• Provided records:

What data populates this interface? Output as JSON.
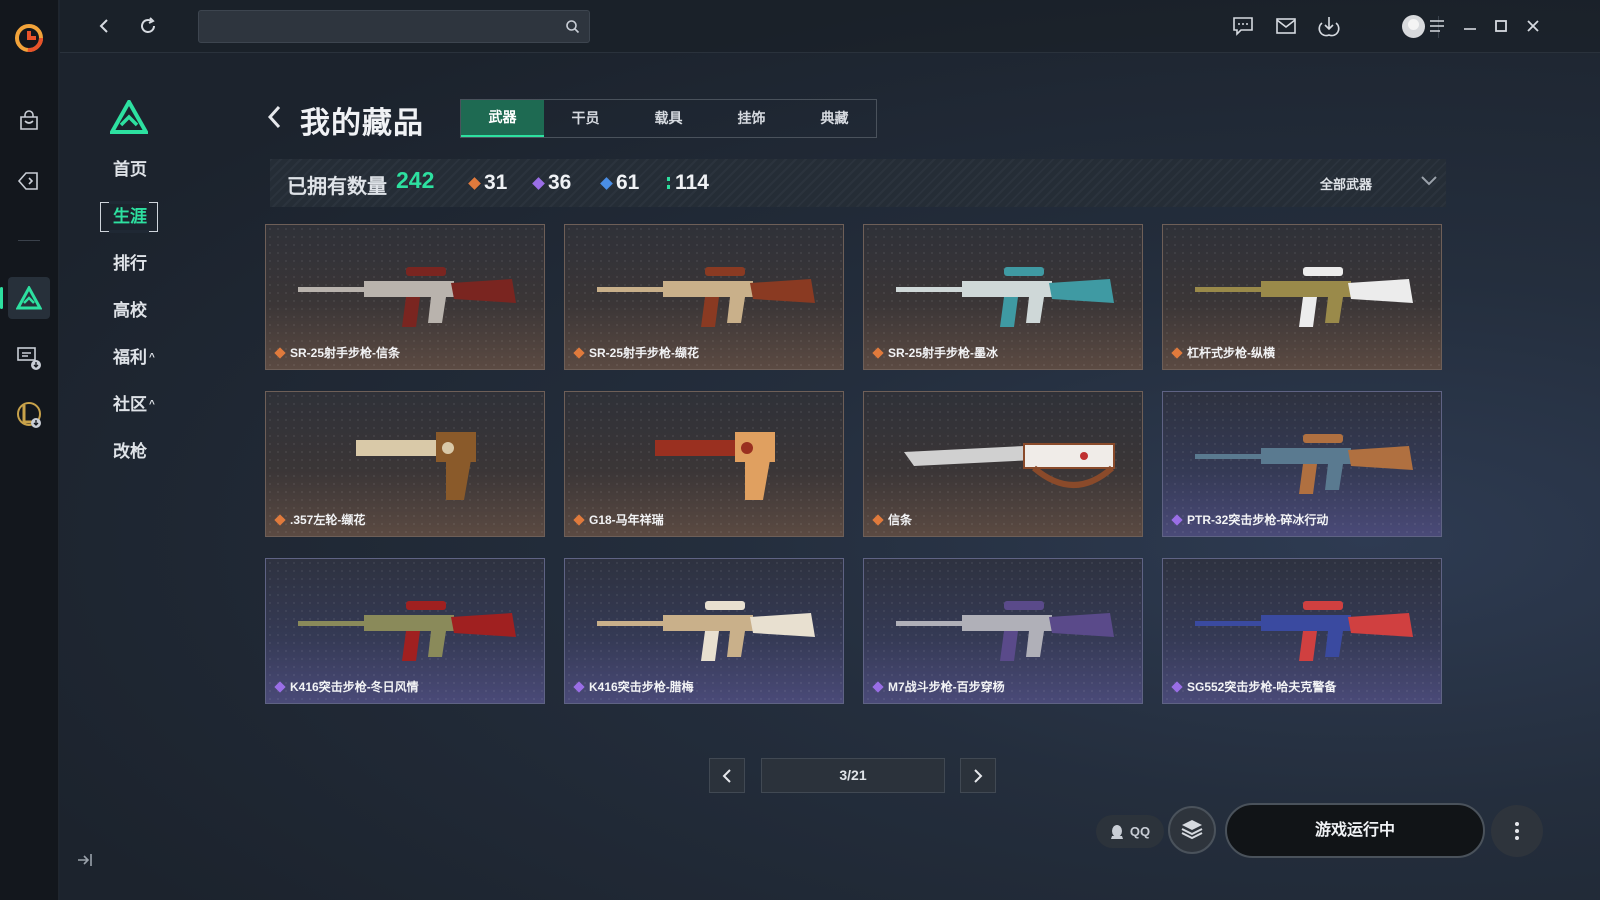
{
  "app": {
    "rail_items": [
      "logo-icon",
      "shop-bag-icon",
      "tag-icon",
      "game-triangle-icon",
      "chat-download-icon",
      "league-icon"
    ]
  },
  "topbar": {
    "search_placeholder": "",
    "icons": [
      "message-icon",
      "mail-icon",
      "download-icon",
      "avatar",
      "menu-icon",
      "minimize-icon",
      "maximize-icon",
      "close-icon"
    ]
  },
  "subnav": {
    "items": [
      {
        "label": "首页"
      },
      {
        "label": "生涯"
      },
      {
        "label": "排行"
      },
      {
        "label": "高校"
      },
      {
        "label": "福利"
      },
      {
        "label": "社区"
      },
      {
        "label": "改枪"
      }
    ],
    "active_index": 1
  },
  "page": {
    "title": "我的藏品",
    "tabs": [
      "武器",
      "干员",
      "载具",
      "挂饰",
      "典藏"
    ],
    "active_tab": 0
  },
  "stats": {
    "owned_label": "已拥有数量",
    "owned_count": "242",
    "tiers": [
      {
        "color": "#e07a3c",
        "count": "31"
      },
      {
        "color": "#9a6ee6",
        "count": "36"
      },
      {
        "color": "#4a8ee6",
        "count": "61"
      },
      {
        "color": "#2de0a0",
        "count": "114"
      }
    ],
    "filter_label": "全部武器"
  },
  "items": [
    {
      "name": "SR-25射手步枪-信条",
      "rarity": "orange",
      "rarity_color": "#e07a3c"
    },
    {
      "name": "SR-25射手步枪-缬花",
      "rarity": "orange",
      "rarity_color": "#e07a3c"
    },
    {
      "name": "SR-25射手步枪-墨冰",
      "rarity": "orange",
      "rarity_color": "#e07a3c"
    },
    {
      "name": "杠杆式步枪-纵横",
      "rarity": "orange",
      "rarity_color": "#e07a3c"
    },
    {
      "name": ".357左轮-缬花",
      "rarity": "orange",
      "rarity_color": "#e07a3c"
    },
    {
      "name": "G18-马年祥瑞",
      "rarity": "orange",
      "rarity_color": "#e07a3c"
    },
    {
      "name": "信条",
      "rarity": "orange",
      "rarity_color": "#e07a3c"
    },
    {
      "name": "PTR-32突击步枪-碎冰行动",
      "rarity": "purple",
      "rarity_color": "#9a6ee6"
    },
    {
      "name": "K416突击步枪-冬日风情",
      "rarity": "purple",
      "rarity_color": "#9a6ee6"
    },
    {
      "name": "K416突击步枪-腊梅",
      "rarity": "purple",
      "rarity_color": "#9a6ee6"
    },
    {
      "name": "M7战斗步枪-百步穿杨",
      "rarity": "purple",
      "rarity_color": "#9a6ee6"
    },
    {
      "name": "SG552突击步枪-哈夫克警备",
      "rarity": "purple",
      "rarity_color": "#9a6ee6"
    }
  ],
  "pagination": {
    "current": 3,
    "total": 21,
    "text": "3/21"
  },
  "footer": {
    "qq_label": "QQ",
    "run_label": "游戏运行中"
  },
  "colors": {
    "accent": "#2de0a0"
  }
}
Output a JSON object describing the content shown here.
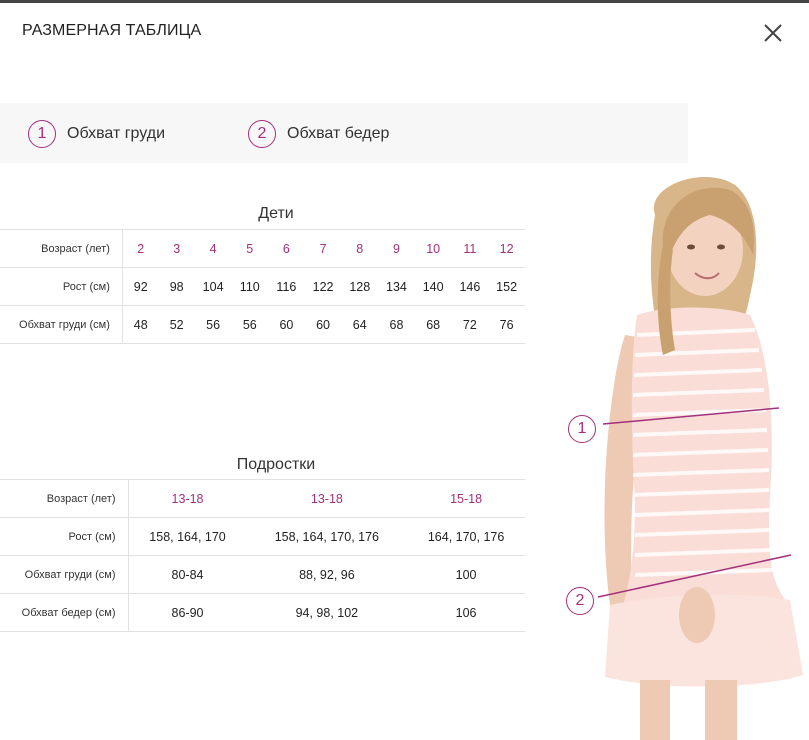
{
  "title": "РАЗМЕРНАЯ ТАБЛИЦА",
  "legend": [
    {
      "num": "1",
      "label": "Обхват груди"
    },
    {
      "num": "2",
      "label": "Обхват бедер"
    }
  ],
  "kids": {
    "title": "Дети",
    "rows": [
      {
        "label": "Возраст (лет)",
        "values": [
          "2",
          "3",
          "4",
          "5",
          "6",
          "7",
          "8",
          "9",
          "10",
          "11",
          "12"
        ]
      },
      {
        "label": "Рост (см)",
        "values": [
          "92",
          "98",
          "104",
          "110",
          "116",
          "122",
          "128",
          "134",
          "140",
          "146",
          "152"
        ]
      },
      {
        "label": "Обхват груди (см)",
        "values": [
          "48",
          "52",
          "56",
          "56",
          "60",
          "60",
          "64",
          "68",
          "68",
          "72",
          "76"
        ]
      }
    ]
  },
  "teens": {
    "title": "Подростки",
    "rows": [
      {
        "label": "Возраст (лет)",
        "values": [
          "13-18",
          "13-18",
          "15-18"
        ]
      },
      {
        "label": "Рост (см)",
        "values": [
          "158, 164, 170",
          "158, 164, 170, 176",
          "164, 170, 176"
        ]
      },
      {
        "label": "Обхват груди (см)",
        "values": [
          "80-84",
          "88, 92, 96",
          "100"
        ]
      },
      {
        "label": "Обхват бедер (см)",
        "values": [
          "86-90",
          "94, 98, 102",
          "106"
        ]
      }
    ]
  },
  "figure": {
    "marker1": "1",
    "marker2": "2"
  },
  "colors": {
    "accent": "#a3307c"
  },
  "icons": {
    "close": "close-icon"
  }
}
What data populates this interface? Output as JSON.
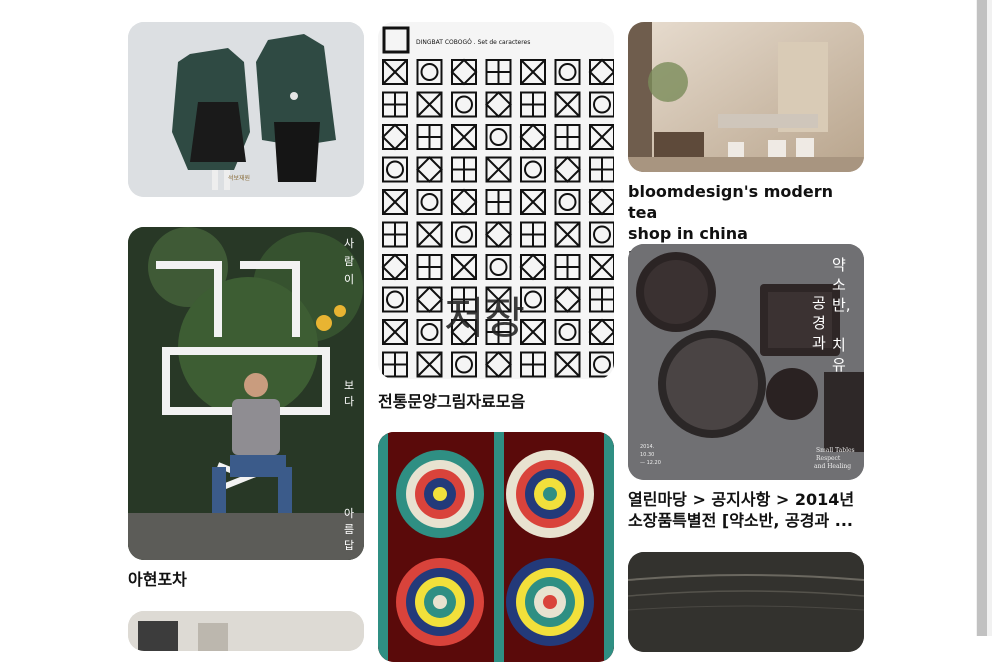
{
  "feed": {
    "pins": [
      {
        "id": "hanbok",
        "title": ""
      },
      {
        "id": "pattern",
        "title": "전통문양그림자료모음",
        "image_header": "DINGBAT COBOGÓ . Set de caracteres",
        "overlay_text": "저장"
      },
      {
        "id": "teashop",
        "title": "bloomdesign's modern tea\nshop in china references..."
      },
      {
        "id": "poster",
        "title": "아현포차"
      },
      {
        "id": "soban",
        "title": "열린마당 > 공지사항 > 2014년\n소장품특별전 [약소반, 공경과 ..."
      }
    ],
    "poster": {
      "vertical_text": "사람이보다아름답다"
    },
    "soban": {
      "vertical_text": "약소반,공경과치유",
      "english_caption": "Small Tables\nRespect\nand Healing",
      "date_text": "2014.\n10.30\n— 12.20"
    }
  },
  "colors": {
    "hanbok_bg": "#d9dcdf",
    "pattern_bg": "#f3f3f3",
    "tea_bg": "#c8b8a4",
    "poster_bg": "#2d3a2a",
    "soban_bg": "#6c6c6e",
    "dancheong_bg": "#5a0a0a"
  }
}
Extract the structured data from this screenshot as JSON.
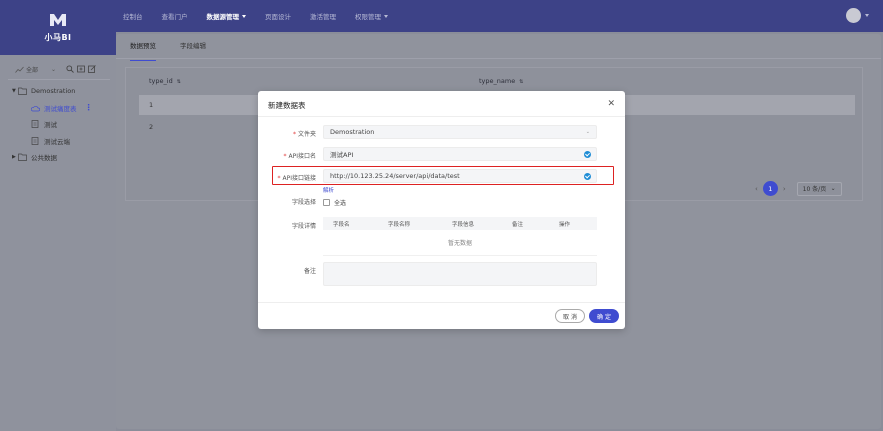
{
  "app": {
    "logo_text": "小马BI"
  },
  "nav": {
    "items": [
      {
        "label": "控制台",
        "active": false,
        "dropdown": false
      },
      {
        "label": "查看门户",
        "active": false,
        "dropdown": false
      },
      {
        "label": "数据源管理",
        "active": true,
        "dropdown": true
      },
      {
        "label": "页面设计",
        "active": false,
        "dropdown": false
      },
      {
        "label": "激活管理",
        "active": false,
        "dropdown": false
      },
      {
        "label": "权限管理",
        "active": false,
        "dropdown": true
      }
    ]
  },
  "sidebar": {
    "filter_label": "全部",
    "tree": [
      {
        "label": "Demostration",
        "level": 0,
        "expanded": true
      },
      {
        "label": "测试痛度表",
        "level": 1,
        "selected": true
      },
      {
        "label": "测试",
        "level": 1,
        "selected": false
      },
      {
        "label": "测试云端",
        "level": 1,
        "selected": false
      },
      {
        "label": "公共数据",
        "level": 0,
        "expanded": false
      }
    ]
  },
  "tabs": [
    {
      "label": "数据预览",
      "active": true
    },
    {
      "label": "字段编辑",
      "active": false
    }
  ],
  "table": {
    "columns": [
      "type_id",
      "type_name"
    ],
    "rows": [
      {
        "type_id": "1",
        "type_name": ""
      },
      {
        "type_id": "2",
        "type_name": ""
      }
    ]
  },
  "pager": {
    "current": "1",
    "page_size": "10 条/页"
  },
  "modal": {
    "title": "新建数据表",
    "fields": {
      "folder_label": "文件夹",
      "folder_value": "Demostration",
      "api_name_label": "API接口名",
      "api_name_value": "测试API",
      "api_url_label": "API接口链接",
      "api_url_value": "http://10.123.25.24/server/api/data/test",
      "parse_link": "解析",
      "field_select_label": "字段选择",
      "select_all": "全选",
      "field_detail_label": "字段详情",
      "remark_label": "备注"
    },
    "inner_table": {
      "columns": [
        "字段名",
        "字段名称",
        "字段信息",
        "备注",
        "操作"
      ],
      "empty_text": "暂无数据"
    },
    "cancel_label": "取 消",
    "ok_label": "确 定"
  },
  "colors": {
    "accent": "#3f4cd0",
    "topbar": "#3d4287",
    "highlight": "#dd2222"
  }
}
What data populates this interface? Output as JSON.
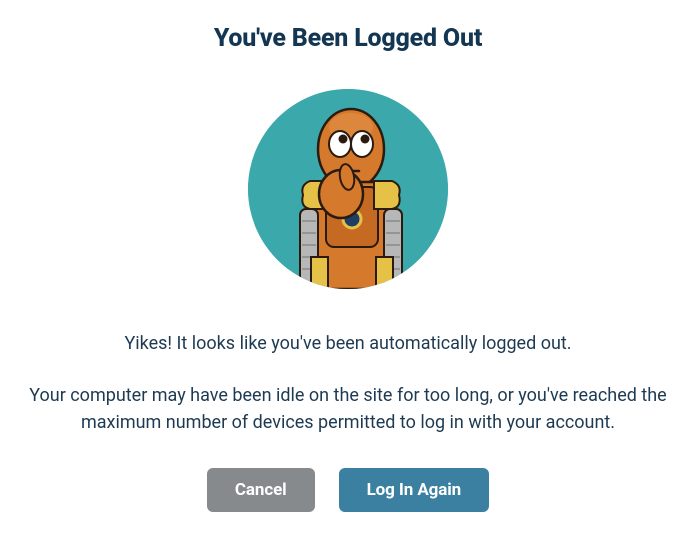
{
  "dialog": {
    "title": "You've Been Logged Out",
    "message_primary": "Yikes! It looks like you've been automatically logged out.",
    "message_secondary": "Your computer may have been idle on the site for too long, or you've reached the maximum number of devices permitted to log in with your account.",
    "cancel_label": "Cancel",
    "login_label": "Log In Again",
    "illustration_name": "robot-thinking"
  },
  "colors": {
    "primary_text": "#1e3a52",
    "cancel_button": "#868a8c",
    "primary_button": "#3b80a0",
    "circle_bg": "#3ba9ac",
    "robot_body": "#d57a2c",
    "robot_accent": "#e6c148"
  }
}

• Job: Wherever the word "true" occurs in a line of the listing, copy that line.

• Response to the exercise:
        "active": true,
        "dropdown": true
        "dropdown": true
        "expanded": true
        "selected": true
      "active": true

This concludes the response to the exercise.